%%
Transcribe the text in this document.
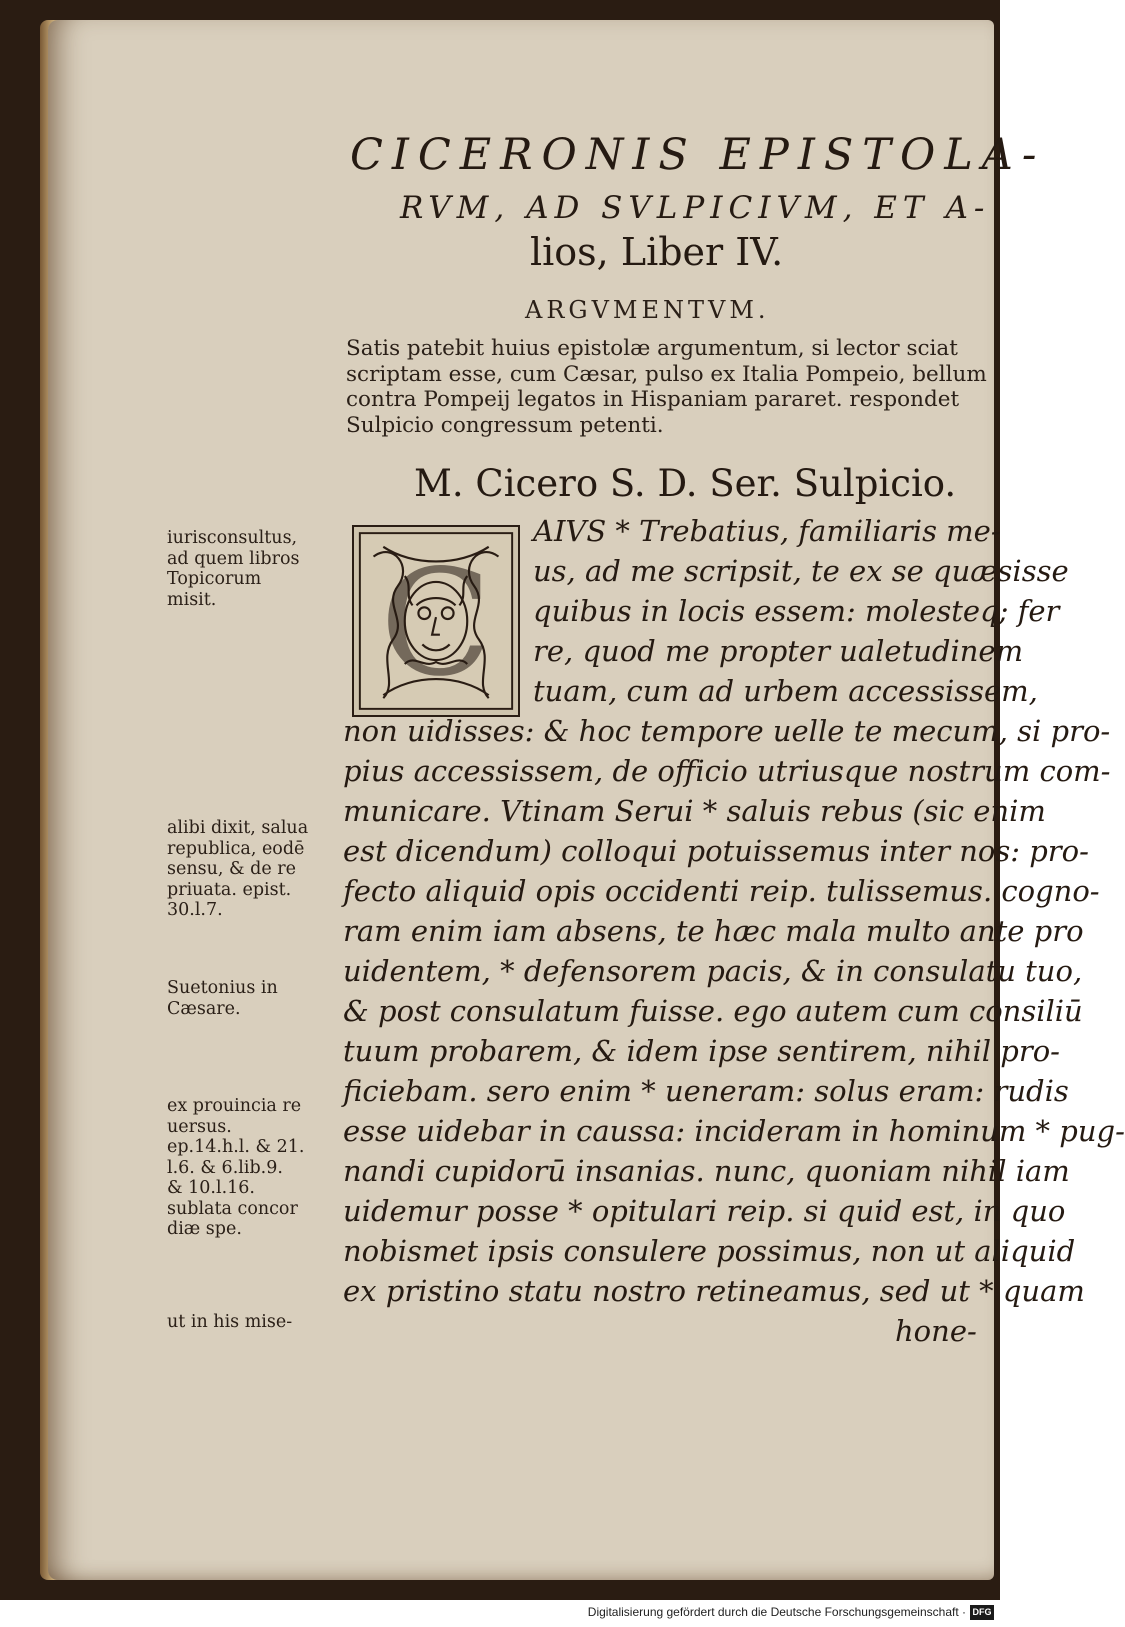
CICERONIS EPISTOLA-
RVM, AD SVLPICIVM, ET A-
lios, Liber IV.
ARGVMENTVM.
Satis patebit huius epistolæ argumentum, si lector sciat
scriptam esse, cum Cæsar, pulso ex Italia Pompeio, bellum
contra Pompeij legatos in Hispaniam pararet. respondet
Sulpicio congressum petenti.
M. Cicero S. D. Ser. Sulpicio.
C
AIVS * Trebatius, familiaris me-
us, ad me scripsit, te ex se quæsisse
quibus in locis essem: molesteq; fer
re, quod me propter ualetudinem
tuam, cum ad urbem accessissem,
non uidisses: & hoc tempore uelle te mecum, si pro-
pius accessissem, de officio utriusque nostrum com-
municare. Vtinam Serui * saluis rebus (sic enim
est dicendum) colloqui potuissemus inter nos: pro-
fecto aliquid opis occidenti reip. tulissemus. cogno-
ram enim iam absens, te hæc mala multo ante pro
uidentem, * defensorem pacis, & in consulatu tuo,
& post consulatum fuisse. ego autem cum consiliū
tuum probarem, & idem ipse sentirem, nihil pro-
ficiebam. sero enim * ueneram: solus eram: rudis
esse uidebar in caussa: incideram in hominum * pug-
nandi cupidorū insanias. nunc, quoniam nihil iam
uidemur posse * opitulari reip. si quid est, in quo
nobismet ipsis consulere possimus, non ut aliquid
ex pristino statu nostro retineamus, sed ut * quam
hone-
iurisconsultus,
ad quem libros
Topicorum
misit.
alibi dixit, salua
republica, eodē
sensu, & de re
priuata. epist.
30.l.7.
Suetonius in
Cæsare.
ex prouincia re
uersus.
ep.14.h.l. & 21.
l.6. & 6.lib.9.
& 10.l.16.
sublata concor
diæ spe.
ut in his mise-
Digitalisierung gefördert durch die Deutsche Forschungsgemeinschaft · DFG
%%
(Task requirements): Count the lines of these entries that hold the string "aliquid", and give only that number.

(Reply): 2